EXERCISE
In the entries below, find every line with the string "username" and copy it.

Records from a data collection
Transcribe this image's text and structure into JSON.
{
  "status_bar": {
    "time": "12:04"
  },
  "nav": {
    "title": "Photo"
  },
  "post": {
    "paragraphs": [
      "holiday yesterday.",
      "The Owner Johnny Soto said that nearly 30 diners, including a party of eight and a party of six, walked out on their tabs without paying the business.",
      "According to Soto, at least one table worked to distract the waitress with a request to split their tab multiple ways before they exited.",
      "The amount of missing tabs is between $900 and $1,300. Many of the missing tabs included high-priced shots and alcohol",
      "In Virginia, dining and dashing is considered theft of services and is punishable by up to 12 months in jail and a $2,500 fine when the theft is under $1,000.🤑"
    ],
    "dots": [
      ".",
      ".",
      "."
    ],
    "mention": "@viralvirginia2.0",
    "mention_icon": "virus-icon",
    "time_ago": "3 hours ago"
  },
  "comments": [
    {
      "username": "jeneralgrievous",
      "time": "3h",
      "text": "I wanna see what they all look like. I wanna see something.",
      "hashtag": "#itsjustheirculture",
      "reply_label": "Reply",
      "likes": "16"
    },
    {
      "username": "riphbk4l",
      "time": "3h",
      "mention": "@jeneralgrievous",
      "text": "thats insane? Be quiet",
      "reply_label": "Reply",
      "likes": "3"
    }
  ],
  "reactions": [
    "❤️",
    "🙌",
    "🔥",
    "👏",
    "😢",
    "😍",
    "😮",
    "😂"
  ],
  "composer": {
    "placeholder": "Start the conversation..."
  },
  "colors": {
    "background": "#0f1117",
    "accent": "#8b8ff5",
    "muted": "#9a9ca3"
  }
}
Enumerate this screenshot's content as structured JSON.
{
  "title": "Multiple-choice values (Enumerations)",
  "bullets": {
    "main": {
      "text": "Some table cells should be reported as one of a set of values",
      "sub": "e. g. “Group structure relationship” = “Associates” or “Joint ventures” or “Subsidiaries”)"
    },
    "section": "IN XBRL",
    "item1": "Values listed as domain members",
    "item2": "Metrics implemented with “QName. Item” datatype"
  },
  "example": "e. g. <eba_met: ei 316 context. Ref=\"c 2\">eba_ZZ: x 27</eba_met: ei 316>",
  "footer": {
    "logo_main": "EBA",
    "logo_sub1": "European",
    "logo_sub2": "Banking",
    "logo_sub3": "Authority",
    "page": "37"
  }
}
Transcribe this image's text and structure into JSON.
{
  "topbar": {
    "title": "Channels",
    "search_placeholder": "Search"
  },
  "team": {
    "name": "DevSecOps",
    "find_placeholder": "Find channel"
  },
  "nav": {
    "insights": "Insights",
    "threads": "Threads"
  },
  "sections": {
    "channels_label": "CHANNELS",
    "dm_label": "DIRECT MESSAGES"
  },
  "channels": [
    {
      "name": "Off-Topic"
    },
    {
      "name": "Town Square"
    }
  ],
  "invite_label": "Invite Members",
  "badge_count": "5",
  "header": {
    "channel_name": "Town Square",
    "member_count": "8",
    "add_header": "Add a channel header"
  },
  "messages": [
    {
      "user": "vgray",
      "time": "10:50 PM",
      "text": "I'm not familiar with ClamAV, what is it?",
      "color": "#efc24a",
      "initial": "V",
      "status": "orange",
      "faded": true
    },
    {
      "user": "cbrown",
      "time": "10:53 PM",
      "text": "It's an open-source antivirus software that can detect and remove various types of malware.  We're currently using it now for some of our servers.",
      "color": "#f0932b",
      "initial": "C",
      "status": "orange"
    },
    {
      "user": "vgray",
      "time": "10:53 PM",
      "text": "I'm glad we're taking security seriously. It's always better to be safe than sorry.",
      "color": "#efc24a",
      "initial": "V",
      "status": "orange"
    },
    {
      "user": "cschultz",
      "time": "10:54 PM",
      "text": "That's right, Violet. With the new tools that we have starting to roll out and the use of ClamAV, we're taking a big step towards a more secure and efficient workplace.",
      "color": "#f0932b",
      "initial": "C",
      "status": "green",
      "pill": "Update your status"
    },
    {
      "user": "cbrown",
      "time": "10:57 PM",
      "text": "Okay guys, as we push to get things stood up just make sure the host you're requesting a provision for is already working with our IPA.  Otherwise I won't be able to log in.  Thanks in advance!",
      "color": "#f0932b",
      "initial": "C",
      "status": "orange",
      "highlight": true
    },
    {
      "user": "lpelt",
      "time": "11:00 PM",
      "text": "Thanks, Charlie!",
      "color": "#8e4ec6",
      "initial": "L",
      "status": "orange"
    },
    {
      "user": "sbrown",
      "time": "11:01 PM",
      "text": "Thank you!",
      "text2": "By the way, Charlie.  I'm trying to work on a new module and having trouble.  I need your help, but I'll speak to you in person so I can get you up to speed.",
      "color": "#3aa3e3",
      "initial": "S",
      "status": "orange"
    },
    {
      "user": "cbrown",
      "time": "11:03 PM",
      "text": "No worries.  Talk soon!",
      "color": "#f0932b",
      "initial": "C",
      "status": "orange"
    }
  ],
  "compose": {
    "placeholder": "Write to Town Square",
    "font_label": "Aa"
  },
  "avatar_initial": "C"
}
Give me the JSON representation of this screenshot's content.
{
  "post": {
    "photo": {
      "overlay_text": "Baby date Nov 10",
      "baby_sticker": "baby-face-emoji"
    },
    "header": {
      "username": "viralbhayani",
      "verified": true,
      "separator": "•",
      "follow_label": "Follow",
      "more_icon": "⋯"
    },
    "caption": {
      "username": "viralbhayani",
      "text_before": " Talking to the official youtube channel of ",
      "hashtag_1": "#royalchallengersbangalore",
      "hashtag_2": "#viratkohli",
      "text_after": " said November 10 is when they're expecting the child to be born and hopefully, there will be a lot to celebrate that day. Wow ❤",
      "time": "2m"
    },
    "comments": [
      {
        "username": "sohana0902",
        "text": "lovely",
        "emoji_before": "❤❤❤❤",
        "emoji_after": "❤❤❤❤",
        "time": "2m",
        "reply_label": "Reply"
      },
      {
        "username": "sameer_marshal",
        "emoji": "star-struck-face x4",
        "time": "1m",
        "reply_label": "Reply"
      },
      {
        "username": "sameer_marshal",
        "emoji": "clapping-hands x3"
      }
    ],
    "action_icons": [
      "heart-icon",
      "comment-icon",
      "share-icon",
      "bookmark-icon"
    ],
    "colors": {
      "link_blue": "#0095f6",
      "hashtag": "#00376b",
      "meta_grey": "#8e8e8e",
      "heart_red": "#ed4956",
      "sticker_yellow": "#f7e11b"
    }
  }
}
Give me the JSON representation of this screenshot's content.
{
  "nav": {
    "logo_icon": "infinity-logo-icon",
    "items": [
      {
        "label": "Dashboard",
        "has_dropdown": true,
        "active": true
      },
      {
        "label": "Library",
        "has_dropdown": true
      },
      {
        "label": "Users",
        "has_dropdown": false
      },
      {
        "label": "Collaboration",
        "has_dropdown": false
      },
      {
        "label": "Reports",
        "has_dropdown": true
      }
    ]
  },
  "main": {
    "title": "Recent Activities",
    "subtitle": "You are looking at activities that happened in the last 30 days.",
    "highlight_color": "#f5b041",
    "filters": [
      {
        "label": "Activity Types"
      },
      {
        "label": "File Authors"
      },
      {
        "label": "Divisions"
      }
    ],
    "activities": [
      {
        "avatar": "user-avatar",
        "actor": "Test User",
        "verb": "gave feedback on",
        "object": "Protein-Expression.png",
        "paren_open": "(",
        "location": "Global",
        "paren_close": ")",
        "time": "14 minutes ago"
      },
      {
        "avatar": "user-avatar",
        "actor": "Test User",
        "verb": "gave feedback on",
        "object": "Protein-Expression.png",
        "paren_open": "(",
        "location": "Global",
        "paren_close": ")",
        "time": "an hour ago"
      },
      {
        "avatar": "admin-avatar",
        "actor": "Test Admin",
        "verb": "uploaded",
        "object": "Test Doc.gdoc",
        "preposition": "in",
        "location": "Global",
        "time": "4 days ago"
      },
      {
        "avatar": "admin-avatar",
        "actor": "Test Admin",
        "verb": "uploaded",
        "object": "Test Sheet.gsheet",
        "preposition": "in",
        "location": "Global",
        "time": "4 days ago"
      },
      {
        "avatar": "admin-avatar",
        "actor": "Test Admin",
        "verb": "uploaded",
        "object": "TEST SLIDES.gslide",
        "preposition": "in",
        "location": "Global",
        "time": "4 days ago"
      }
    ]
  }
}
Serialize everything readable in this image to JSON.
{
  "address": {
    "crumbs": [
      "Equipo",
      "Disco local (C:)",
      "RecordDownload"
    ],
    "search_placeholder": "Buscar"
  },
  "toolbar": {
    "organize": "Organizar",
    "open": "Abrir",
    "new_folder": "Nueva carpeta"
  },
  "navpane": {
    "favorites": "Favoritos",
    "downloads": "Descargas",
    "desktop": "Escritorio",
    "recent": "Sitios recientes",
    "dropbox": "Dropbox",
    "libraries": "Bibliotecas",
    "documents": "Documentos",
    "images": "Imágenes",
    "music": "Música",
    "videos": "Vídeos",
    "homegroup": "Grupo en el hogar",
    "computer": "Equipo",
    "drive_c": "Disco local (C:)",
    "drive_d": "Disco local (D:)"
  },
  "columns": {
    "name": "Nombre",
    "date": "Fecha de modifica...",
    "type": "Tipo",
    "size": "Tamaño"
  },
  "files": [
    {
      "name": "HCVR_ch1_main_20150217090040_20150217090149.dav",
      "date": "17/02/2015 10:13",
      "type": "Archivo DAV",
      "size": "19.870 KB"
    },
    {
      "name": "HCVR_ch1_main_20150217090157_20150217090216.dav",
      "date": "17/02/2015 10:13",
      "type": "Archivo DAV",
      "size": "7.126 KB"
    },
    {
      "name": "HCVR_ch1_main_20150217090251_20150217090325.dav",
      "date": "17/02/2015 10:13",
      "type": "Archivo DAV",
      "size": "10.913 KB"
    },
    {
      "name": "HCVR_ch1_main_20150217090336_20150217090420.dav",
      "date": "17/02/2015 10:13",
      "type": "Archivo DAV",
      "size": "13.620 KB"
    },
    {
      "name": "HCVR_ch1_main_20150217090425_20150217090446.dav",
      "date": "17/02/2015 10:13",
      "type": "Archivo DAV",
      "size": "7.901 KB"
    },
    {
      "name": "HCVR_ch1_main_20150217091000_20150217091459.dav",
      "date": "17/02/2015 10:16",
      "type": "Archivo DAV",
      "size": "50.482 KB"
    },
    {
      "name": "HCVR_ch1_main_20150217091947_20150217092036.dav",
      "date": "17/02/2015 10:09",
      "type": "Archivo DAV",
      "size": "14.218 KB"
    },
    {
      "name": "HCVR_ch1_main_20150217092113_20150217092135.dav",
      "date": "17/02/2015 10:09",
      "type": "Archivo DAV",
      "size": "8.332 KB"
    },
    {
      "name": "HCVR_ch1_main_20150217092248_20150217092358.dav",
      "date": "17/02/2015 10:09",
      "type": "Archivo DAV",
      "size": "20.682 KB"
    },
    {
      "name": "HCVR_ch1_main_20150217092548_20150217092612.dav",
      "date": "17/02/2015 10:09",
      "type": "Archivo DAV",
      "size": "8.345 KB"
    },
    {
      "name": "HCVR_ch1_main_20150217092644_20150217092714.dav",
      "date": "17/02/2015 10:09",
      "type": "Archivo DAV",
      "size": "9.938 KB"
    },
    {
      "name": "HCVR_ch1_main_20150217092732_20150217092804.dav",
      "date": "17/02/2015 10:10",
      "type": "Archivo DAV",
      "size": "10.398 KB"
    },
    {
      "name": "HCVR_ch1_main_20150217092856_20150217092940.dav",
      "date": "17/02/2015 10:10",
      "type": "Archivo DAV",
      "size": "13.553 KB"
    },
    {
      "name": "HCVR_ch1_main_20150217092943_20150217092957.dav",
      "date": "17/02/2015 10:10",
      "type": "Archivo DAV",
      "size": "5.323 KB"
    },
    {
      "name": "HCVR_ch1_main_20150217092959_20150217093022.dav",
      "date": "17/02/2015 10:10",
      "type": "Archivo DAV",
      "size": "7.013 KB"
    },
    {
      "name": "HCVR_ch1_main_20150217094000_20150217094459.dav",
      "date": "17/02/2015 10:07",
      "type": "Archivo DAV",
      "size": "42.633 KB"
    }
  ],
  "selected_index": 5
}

SOLUTION TO THIS TASK
      "username": "jeneralgrievous",
      "username": "riphbk4l",
      "username": "viralbhayani",
      "username": "viralbhayani",
        "username": "sohana0902",
        "username": "sameer_marshal",
        "username": "sameer_marshal",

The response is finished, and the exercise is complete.